[Source records]
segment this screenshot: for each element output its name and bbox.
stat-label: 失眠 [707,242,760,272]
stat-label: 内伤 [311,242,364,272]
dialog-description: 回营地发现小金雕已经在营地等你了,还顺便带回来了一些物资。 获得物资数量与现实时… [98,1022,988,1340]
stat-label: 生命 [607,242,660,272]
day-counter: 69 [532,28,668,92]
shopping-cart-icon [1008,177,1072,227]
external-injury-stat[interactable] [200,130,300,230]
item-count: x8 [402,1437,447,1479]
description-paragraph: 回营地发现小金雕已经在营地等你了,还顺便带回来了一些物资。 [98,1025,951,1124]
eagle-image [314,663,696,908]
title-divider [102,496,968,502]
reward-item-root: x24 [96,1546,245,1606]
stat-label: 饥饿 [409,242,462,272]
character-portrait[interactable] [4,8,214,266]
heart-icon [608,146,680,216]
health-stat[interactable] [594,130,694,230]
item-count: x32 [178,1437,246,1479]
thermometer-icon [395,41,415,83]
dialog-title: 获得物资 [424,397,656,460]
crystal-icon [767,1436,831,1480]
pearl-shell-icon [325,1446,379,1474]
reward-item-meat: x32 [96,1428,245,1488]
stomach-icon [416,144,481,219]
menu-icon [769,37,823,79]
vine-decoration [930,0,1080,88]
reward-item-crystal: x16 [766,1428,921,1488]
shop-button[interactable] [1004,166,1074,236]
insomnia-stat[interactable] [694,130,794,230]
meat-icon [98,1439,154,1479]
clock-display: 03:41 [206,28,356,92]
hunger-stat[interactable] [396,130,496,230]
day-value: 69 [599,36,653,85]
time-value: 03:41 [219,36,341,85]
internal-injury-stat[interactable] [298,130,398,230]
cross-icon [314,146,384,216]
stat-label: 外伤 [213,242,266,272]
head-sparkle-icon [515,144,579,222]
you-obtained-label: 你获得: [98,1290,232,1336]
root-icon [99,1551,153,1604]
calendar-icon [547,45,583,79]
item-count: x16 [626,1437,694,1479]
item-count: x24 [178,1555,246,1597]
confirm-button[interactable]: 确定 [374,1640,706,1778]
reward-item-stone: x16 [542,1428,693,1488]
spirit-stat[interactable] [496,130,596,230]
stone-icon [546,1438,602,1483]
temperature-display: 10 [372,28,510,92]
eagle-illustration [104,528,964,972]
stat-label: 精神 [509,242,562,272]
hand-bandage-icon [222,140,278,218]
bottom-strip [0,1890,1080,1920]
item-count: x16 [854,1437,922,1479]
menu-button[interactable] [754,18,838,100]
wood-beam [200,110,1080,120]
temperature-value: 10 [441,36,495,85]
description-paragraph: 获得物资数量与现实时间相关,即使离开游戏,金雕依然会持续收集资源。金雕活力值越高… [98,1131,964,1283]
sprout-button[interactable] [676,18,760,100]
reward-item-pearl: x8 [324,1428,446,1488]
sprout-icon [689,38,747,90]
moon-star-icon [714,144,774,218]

» **Challenge**
Can you reproduce every line of the data above, unchanged and in the same order?

» **Response to this exercise**
segment this screenshot: for each element output its name and bbox.
stat-label: 失眠 [707,242,760,272]
stat-label: 内伤 [311,242,364,272]
dialog-description: 回营地发现小金雕已经在营地等你了,还顺便带回来了一些物资。 获得物资数量与现实时… [98,1022,988,1340]
stat-label: 生命 [607,242,660,272]
day-counter: 69 [532,28,668,92]
shopping-cart-icon [1008,177,1072,227]
external-injury-stat[interactable] [200,130,300,230]
item-count: x8 [402,1437,447,1479]
description-paragraph: 回营地发现小金雕已经在营地等你了,还顺便带回来了一些物资。 [98,1025,951,1124]
eagle-image [314,663,696,908]
title-divider [102,496,968,502]
reward-item-root: x24 [96,1546,245,1606]
stat-label: 饥饿 [409,242,462,272]
character-portrait[interactable] [4,8,214,266]
heart-icon [608,146,680,216]
health-stat[interactable] [594,130,694,230]
item-count: x32 [178,1437,246,1479]
thermometer-icon [395,41,415,83]
dialog-title: 获得物资 [424,397,656,460]
crystal-icon [767,1436,831,1480]
pearl-shell-icon [325,1446,379,1474]
reward-item-meat: x32 [96,1428,245,1488]
stomach-icon [416,144,481,219]
menu-icon [769,37,823,79]
vine-decoration [930,0,1080,88]
reward-item-crystal: x16 [766,1428,921,1488]
shop-button[interactable] [1004,166,1074,236]
insomnia-stat[interactable] [694,130,794,230]
meat-icon [98,1439,154,1479]
clock-display: 03:41 [206,28,356,92]
hunger-stat[interactable] [396,130,496,230]
day-value: 69 [599,36,653,85]
time-value: 03:41 [219,36,341,85]
internal-injury-stat[interactable] [298,130,398,230]
cross-icon [314,146,384,216]
stat-label: 外伤 [213,242,266,272]
head-sparkle-icon [515,144,579,222]
you-obtained-label: 你获得: [98,1290,232,1336]
root-icon [99,1551,153,1604]
calendar-icon [547,45,583,79]
item-count: x16 [626,1437,694,1479]
item-count: x24 [178,1555,246,1597]
confirm-button[interactable]: 确定 [374,1640,706,1778]
reward-item-stone: x16 [542,1428,693,1488]
spirit-stat[interactable] [496,130,596,230]
stone-icon [546,1438,602,1483]
temperature-display: 10 [372,28,510,92]
eagle-illustration [104,528,964,972]
stat-label: 精神 [509,242,562,272]
hand-bandage-icon [222,140,278,218]
bottom-strip [0,1890,1080,1920]
item-count: x16 [854,1437,922,1479]
menu-button[interactable] [754,18,838,100]
wood-beam [200,110,1080,120]
temperature-value: 10 [441,36,495,85]
description-paragraph: 获得物资数量与现实时间相关,即使离开游戏,金雕依然会持续收集资源。金雕活力值越高… [98,1131,964,1283]
sprout-button[interactable] [676,18,760,100]
reward-item-pearl: x8 [324,1428,446,1488]
sprout-icon [689,38,747,90]
moon-star-icon [714,144,774,218]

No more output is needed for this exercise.